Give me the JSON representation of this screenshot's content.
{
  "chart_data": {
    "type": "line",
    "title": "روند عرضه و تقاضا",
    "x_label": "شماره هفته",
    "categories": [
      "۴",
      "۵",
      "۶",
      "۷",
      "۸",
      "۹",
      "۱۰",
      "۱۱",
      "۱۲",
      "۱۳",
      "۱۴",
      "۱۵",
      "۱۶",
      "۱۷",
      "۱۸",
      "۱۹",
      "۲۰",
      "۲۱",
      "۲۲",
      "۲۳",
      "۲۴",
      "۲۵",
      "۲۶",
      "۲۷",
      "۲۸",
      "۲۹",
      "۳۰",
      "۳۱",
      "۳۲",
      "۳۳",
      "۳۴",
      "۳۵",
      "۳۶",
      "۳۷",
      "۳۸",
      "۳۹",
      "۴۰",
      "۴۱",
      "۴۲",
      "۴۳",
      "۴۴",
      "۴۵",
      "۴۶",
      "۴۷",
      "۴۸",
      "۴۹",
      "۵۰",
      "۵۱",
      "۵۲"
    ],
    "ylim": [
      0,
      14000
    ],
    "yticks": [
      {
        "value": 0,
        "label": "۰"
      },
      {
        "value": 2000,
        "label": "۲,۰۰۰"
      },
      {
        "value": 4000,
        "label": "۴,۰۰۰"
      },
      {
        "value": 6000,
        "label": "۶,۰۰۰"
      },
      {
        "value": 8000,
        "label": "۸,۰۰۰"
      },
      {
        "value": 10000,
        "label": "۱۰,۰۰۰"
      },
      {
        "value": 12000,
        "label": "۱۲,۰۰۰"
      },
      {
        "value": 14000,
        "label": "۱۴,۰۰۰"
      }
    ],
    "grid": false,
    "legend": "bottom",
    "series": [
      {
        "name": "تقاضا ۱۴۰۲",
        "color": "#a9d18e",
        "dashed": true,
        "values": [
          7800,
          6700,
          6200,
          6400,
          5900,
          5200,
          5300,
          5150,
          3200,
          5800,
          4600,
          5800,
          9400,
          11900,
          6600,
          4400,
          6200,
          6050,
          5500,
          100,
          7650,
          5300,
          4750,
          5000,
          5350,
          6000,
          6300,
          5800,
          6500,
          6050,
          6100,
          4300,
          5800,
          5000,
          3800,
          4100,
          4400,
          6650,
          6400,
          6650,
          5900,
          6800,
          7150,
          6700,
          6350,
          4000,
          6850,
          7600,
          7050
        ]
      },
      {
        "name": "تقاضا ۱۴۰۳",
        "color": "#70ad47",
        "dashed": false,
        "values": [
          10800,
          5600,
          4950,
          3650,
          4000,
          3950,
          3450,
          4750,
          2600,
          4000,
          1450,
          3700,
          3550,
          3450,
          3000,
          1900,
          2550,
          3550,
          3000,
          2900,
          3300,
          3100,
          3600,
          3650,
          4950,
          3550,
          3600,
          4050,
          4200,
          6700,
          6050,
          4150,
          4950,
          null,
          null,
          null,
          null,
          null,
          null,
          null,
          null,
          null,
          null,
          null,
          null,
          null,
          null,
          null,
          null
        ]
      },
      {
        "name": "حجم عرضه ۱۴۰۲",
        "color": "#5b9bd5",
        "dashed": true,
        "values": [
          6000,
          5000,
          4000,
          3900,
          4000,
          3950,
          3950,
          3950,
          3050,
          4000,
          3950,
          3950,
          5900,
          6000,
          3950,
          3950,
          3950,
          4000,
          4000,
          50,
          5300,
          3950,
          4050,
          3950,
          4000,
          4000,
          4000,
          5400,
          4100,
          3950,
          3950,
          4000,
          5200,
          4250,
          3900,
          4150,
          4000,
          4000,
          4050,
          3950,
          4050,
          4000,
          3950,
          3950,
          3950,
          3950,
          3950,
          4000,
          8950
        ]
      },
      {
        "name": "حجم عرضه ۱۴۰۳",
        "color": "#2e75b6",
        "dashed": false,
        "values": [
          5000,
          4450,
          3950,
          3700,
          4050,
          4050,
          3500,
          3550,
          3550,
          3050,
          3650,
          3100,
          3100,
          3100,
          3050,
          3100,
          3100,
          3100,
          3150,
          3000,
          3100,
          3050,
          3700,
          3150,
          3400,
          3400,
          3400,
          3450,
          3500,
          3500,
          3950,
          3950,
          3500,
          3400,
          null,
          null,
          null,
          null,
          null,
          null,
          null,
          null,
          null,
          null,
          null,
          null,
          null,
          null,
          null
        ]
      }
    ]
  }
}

EXERCISE PROMPT: Each record above should be restated word for word.

THE ANSWER:
Give me the JSON representation of this screenshot's content.
{
  "chart_data": {
    "type": "line",
    "title": "روند عرضه و تقاضا",
    "x_label": "شماره هفته",
    "categories": [
      "۴",
      "۵",
      "۶",
      "۷",
      "۸",
      "۹",
      "۱۰",
      "۱۱",
      "۱۲",
      "۱۳",
      "۱۴",
      "۱۵",
      "۱۶",
      "۱۷",
      "۱۸",
      "۱۹",
      "۲۰",
      "۲۱",
      "۲۲",
      "۲۳",
      "۲۴",
      "۲۵",
      "۲۶",
      "۲۷",
      "۲۸",
      "۲۹",
      "۳۰",
      "۳۱",
      "۳۲",
      "۳۳",
      "۳۴",
      "۳۵",
      "۳۶",
      "۳۷",
      "۳۸",
      "۳۹",
      "۴۰",
      "۴۱",
      "۴۲",
      "۴۳",
      "۴۴",
      "۴۵",
      "۴۶",
      "۴۷",
      "۴۸",
      "۴۹",
      "۵۰",
      "۵۱",
      "۵۲"
    ],
    "ylim": [
      0,
      14000
    ],
    "yticks": [
      {
        "value": 0,
        "label": "۰"
      },
      {
        "value": 2000,
        "label": "۲,۰۰۰"
      },
      {
        "value": 4000,
        "label": "۴,۰۰۰"
      },
      {
        "value": 6000,
        "label": "۶,۰۰۰"
      },
      {
        "value": 8000,
        "label": "۸,۰۰۰"
      },
      {
        "value": 10000,
        "label": "۱۰,۰۰۰"
      },
      {
        "value": 12000,
        "label": "۱۲,۰۰۰"
      },
      {
        "value": 14000,
        "label": "۱۴,۰۰۰"
      }
    ],
    "grid": false,
    "legend": "bottom",
    "series": [
      {
        "name": "تقاضا ۱۴۰۲",
        "color": "#a9d18e",
        "dashed": true,
        "values": [
          7800,
          6700,
          6200,
          6400,
          5900,
          5200,
          5300,
          5150,
          3200,
          5800,
          4600,
          5800,
          9400,
          11900,
          6600,
          4400,
          6200,
          6050,
          5500,
          100,
          7650,
          5300,
          4750,
          5000,
          5350,
          6000,
          6300,
          5800,
          6500,
          6050,
          6100,
          4300,
          5800,
          5000,
          3800,
          4100,
          4400,
          6650,
          6400,
          6650,
          5900,
          6800,
          7150,
          6700,
          6350,
          4000,
          6850,
          7600,
          7050
        ]
      },
      {
        "name": "تقاضا ۱۴۰۳",
        "color": "#70ad47",
        "dashed": false,
        "values": [
          10800,
          5600,
          4950,
          3650,
          4000,
          3950,
          3450,
          4750,
          2600,
          4000,
          1450,
          3700,
          3550,
          3450,
          3000,
          1900,
          2550,
          3550,
          3000,
          2900,
          3300,
          3100,
          3600,
          3650,
          4950,
          3550,
          3600,
          4050,
          4200,
          6700,
          6050,
          4150,
          4950,
          null,
          null,
          null,
          null,
          null,
          null,
          null,
          null,
          null,
          null,
          null,
          null,
          null,
          null,
          null,
          null
        ]
      },
      {
        "name": "حجم عرضه ۱۴۰۲",
        "color": "#5b9bd5",
        "dashed": true,
        "values": [
          6000,
          5000,
          4000,
          3900,
          4000,
          3950,
          3950,
          3950,
          3050,
          4000,
          3950,
          3950,
          5900,
          6000,
          3950,
          3950,
          3950,
          4000,
          4000,
          50,
          5300,
          3950,
          4050,
          3950,
          4000,
          4000,
          4000,
          5400,
          4100,
          3950,
          3950,
          4000,
          5200,
          4250,
          3900,
          4150,
          4000,
          4000,
          4050,
          3950,
          4050,
          4000,
          3950,
          3950,
          3950,
          3950,
          3950,
          4000,
          8950
        ]
      },
      {
        "name": "حجم عرضه ۱۴۰۳",
        "color": "#2e75b6",
        "dashed": false,
        "values": [
          5000,
          4450,
          3950,
          3700,
          4050,
          4050,
          3500,
          3550,
          3550,
          3050,
          3650,
          3100,
          3100,
          3100,
          3050,
          3100,
          3100,
          3100,
          3150,
          3000,
          3100,
          3050,
          3700,
          3150,
          3400,
          3400,
          3400,
          3450,
          3500,
          3500,
          3950,
          3950,
          3500,
          3400,
          null,
          null,
          null,
          null,
          null,
          null,
          null,
          null,
          null,
          null,
          null,
          null,
          null,
          null,
          null
        ]
      }
    ]
  }
}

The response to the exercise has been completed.